__Short task__: Leave out the pictures and copy everything else below exactly.

-- Material for this exercise start --

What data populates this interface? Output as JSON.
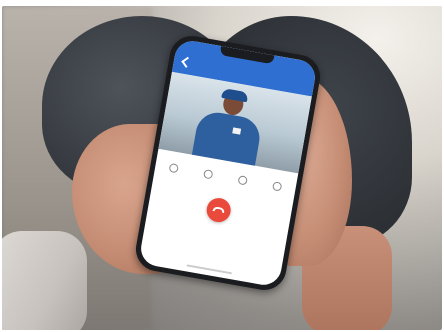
{
  "photo": {
    "description_icon": "person-holding-smartphone-image"
  },
  "phone_app": {
    "title": "",
    "timer": "",
    "accent_color": "#2f6fd1",
    "end_call_color": "#ea4a3b",
    "controls": [
      "speaker-icon",
      "microphone-icon",
      "unlock-icon",
      "snapshot-icon"
    ]
  }
}
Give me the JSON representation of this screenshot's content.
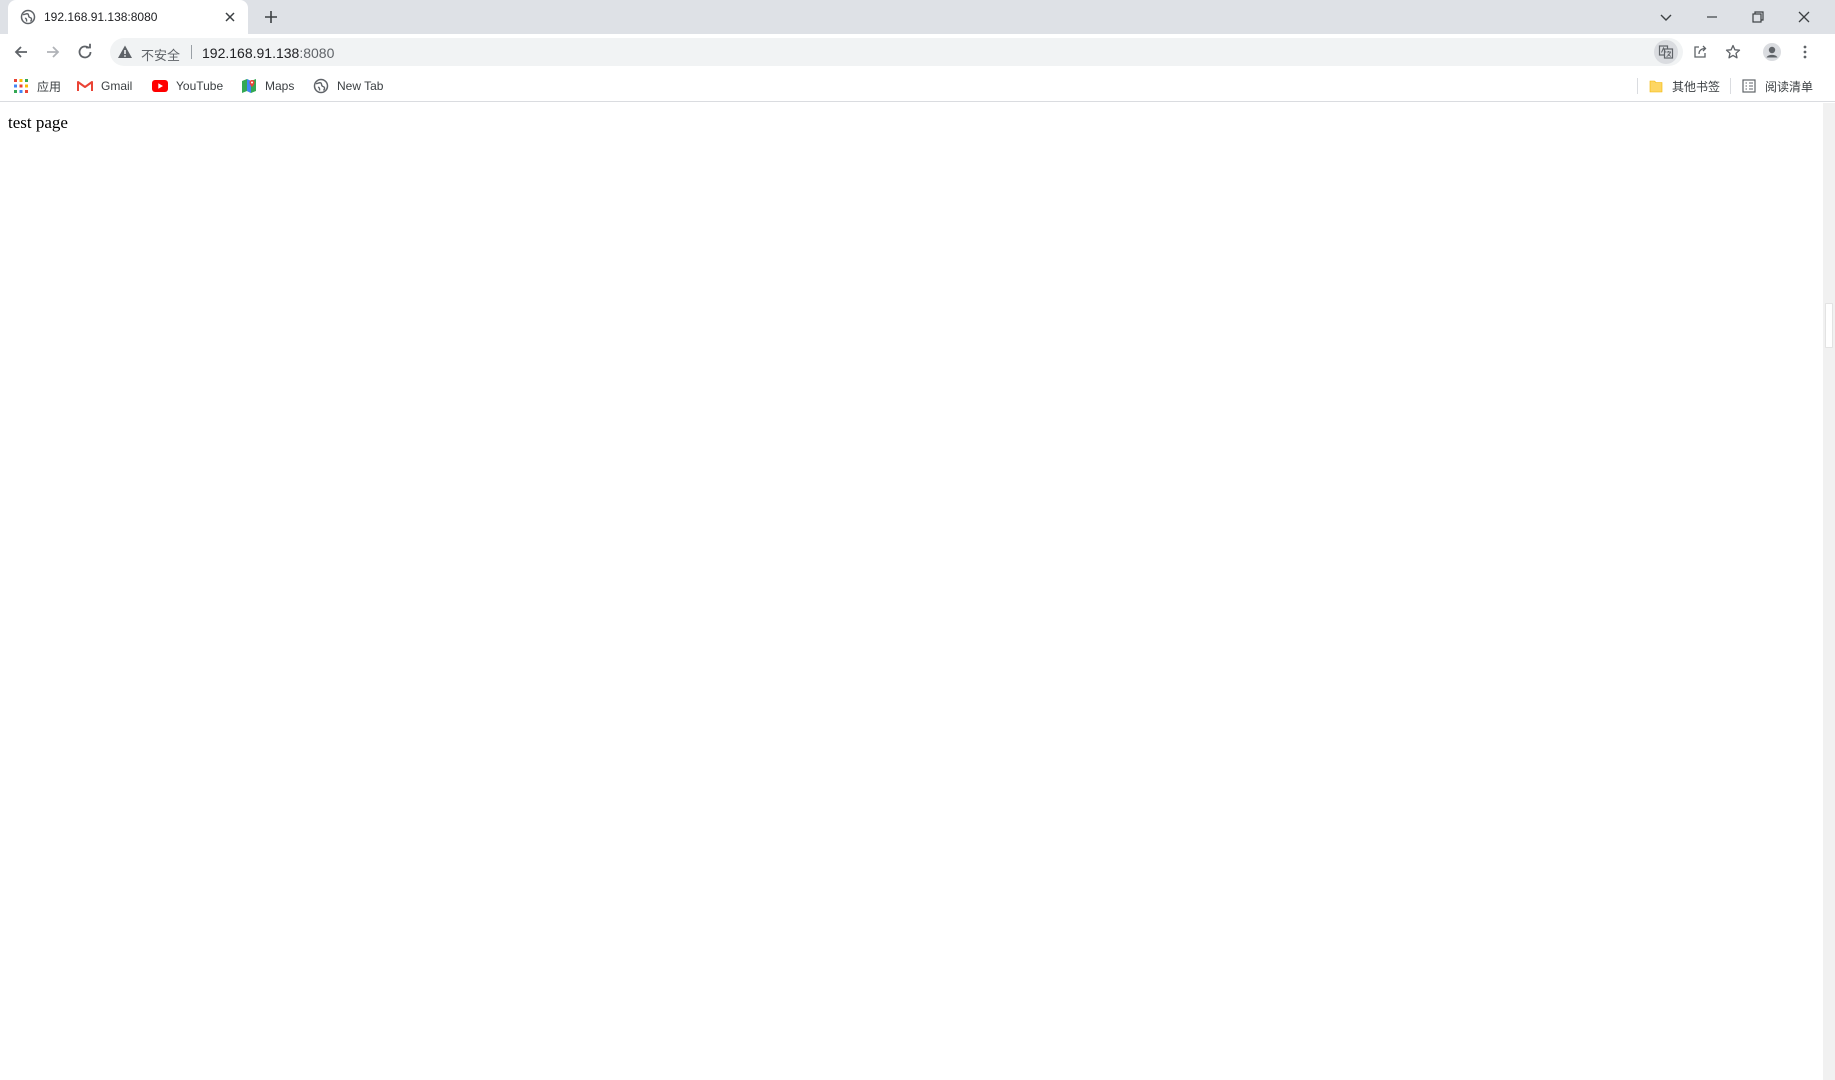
{
  "tab": {
    "title": "192.168.91.138:8080",
    "favicon": "globe-icon"
  },
  "window_controls": [
    "tab-search-icon",
    "minimize-icon",
    "restore-icon",
    "close-icon"
  ],
  "toolbar": {
    "security_label": "不安全",
    "url_host": "192.168.91.138",
    "url_port": ":8080"
  },
  "bookmarks": {
    "items": [
      {
        "label": "应用",
        "icon": "apps-grid-icon"
      },
      {
        "label": "Gmail",
        "icon": "gmail-icon"
      },
      {
        "label": "YouTube",
        "icon": "youtube-icon"
      },
      {
        "label": "Maps",
        "icon": "maps-icon"
      },
      {
        "label": "New Tab",
        "icon": "globe-icon"
      }
    ],
    "other_bookmarks": "其他书签",
    "reading_list": "阅读清单"
  },
  "page": {
    "text": "test page"
  },
  "colors": {
    "tab_strip": "#dee1e6",
    "omnibox": "#f1f3f4",
    "youtube_red": "#ff0000",
    "gmail_red": "#ea4335",
    "folder_yellow": "#fdd663"
  }
}
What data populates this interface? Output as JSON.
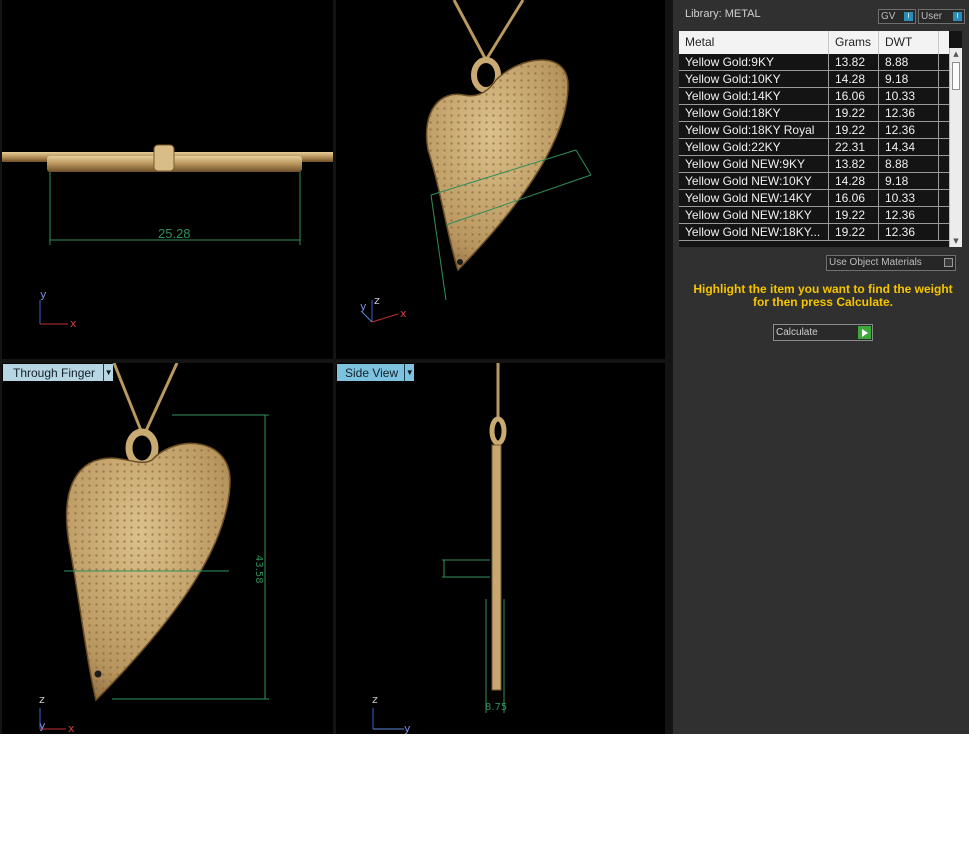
{
  "viewports": {
    "top_left": {
      "dimension": "25.28",
      "axis_labels": [
        "y",
        "x"
      ]
    },
    "top_right": {
      "axis_labels": [
        "z",
        "y",
        "x"
      ]
    },
    "bottom_left": {
      "label": "Through Finger",
      "dimension": "43.58",
      "axis_labels": [
        "z",
        "y",
        "x"
      ]
    },
    "bottom_right": {
      "label": "Side View",
      "dimension": "8.75",
      "axis_labels": [
        "z",
        "y"
      ]
    }
  },
  "panel": {
    "library_label": "Library: METAL",
    "toggle_gv": "GV",
    "toggle_user": "User",
    "columns": [
      "Metal",
      "Grams",
      "DWT"
    ],
    "rows": [
      [
        "Yellow Gold:9KY",
        "13.82",
        "8.88"
      ],
      [
        "Yellow Gold:10KY",
        "14.28",
        "9.18"
      ],
      [
        "Yellow Gold:14KY",
        "16.06",
        "10.33"
      ],
      [
        "Yellow Gold:18KY",
        "19.22",
        "12.36"
      ],
      [
        "Yellow Gold:18KY Royal",
        "19.22",
        "12.36"
      ],
      [
        "Yellow Gold:22KY",
        "22.31",
        "14.34"
      ],
      [
        "Yellow Gold NEW:9KY",
        "13.82",
        "8.88"
      ],
      [
        "Yellow Gold NEW:10KY",
        "14.28",
        "9.18"
      ],
      [
        "Yellow Gold NEW:14KY",
        "16.06",
        "10.33"
      ],
      [
        "Yellow Gold NEW:18KY",
        "19.22",
        "12.36"
      ],
      [
        "Yellow Gold NEW:18KY...",
        "19.22",
        "12.36"
      ]
    ],
    "use_object_materials": "Use Object Materials",
    "hint": "Highlight the item you want to find the weight for then press Calculate.",
    "calculate_label": "Calculate"
  },
  "colors": {
    "gold": "#c8a772",
    "gold_dark": "#8a6b3c",
    "dimension_green": "#2f8f5a",
    "hint_yellow": "#f5c400",
    "viewport_border": "#7fa9c1"
  }
}
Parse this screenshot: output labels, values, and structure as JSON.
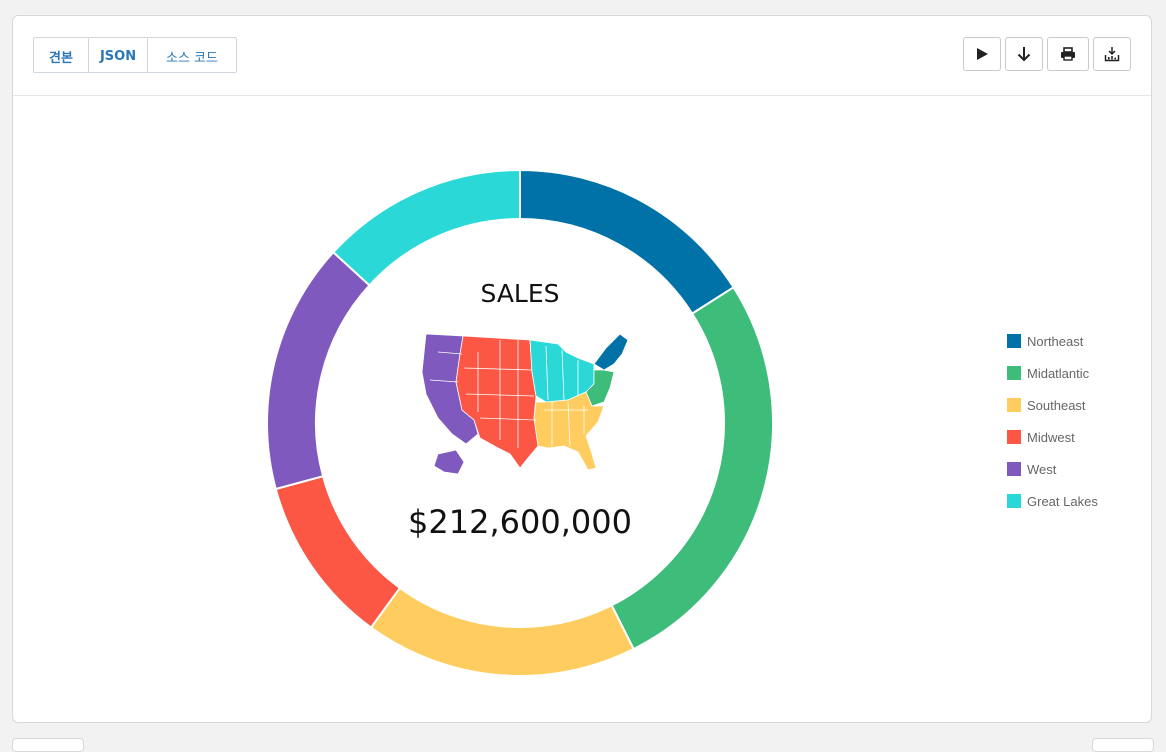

-- Material for this exercise end --

__Answer to the task__:
What data populates this interface? Output as JSON.
{
  "photo": {
    "description_icon": "person-holding-smartphone-image"
  },
  "phone_app": {
    "title": "",
    "timer": "",
    "accent_color": "#2f6fd1",
    "end_call_color": "#ea4a3b",
    "controls": [
      "speaker-icon",
      "microphone-icon",
      "unlock-icon",
      "snapshot-icon"
    ]
  }
}
Give me the JSON representation of this screenshot's content.
{
  "tab": {
    "title": "192.168.91.138:8080",
    "favicon": "globe-icon"
  },
  "window_controls": [
    "tab-search-icon",
    "minimize-icon",
    "restore-icon",
    "close-icon"
  ],
  "toolbar": {
    "security_label": "不安全",
    "url_host": "192.168.91.138",
    "url_port": ":8080"
  },
  "bookmarks": {
    "items": [
      {
        "label": "应用",
        "icon": "apps-grid-icon"
      },
      {
        "label": "Gmail",
        "icon": "gmail-icon"
      },
      {
        "label": "YouTube",
        "icon": "youtube-icon"
      },
      {
        "label": "Maps",
        "icon": "maps-icon"
      },
      {
        "label": "New Tab",
        "icon": "globe-icon"
      }
    ],
    "other_bookmarks": "其他书签",
    "reading_list": "阅读清单"
  },
  "page": {
    "text": "test page"
  },
  "colors": {
    "tab_strip": "#dee1e6",
    "omnibox": "#f1f3f4",
    "youtube_red": "#ff0000",
    "gmail_red": "#ea4335",
    "folder_yellow": "#fdd663"
  }
}
What data populates this interface? Output as JSON.
{
  "viewports": {
    "top_left": {
      "dimension": "25.28",
      "axis_labels": [
        "y",
        "x"
      ]
    },
    "top_right": {
      "axis_labels": [
        "z",
        "y",
        "x"
      ]
    },
    "bottom_left": {
      "label": "Through Finger",
      "dimension": "43.58",
      "axis_labels": [
        "z",
        "y",
        "x"
      ]
    },
    "bottom_right": {
      "label": "Side View",
      "dimension": "8.75",
      "axis_labels": [
        "z",
        "y"
      ]
    }
  },
  "panel": {
    "library_label": "Library: METAL",
    "toggle_gv": "GV",
    "toggle_user": "User",
    "columns": [
      "Metal",
      "Grams",
      "DWT"
    ],
    "rows": [
      [
        "Yellow Gold:9KY",
        "13.82",
        "8.88"
      ],
      [
        "Yellow Gold:10KY",
        "14.28",
        "9.18"
      ],
      [
        "Yellow Gold:14KY",
        "16.06",
        "10.33"
      ],
      [
        "Yellow Gold:18KY",
        "19.22",
        "12.36"
      ],
      [
        "Yellow Gold:18KY Royal",
        "19.22",
        "12.36"
      ],
      [
        "Yellow Gold:22KY",
        "22.31",
        "14.34"
      ],
      [
        "Yellow Gold NEW:9KY",
        "13.82",
        "8.88"
      ],
      [
        "Yellow Gold NEW:10KY",
        "14.28",
        "9.18"
      ],
      [
        "Yellow Gold NEW:14KY",
        "16.06",
        "10.33"
      ],
      [
        "Yellow Gold NEW:18KY",
        "19.22",
        "12.36"
      ],
      [
        "Yellow Gold NEW:18KY...",
        "19.22",
        "12.36"
      ]
    ],
    "use_object_materials": "Use Object Materials",
    "hint": "Highlight the item you want to find the weight for then press Calculate.",
    "calculate_label": "Calculate"
  },
  "colors": {
    "gold": "#c8a772",
    "gold_dark": "#8a6b3c",
    "dimension_green": "#2f8f5a",
    "hint_yellow": "#f5c400",
    "viewport_border": "#7fa9c1"
  }
}
Parse this screenshot: output labels, values, and structure as JSON.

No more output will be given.